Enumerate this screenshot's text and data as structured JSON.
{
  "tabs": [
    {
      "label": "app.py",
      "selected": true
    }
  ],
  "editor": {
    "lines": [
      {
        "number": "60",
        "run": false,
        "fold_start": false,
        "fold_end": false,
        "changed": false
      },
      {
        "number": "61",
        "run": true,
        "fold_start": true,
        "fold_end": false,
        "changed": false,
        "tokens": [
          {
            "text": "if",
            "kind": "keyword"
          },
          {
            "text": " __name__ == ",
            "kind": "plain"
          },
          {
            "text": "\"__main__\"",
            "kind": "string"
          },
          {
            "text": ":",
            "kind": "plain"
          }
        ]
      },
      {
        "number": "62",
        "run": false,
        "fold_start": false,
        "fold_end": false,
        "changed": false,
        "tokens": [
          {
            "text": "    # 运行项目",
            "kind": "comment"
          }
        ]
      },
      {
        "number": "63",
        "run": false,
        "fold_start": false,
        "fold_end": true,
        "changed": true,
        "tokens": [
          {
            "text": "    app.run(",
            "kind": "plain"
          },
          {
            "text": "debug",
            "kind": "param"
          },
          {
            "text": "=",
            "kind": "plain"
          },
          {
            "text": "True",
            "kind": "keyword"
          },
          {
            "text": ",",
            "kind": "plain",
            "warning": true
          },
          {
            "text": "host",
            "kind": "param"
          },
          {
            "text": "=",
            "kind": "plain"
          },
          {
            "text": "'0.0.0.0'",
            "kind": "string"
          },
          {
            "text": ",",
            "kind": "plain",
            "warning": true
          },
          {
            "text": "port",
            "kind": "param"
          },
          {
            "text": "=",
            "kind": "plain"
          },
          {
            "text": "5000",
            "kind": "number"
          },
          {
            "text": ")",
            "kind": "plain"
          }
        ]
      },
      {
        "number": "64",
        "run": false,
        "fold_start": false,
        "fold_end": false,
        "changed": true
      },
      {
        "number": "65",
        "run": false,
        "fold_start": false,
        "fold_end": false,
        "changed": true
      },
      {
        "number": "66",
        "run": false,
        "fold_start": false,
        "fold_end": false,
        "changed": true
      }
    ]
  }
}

**What is asked**.
Can you give every line above again, exactly as written?

**Reply to the exercise**.
Enumerate this screenshot's text and data as structured JSON.
{
  "tabs": [
    {
      "label": "app.py",
      "selected": true
    }
  ],
  "editor": {
    "lines": [
      {
        "number": "60",
        "run": false,
        "fold_start": false,
        "fold_end": false,
        "changed": false
      },
      {
        "number": "61",
        "run": true,
        "fold_start": true,
        "fold_end": false,
        "changed": false,
        "tokens": [
          {
            "text": "if",
            "kind": "keyword"
          },
          {
            "text": " __name__ == ",
            "kind": "plain"
          },
          {
            "text": "\"__main__\"",
            "kind": "string"
          },
          {
            "text": ":",
            "kind": "plain"
          }
        ]
      },
      {
        "number": "62",
        "run": false,
        "fold_start": false,
        "fold_end": false,
        "changed": false,
        "tokens": [
          {
            "text": "    # 运行项目",
            "kind": "comment"
          }
        ]
      },
      {
        "number": "63",
        "run": false,
        "fold_start": false,
        "fold_end": true,
        "changed": true,
        "tokens": [
          {
            "text": "    app.run(",
            "kind": "plain"
          },
          {
            "text": "debug",
            "kind": "param"
          },
          {
            "text": "=",
            "kind": "plain"
          },
          {
            "text": "True",
            "kind": "keyword"
          },
          {
            "text": ",",
            "kind": "plain",
            "warning": true
          },
          {
            "text": "host",
            "kind": "param"
          },
          {
            "text": "=",
            "kind": "plain"
          },
          {
            "text": "'0.0.0.0'",
            "kind": "string"
          },
          {
            "text": ",",
            "kind": "plain",
            "warning": true
          },
          {
            "text": "port",
            "kind": "param"
          },
          {
            "text": "=",
            "kind": "plain"
          },
          {
            "text": "5000",
            "kind": "number"
          },
          {
            "text": ")",
            "kind": "plain"
          }
        ]
      },
      {
        "number": "64",
        "run": false,
        "fold_start": false,
        "fold_end": false,
        "changed": true
      },
      {
        "number": "65",
        "run": false,
        "fold_start": false,
        "fold_end": false,
        "changed": true
      },
      {
        "number": "66",
        "run": false,
        "fold_start": false,
        "fold_end": false,
        "changed": true
      }
    ]
  }
}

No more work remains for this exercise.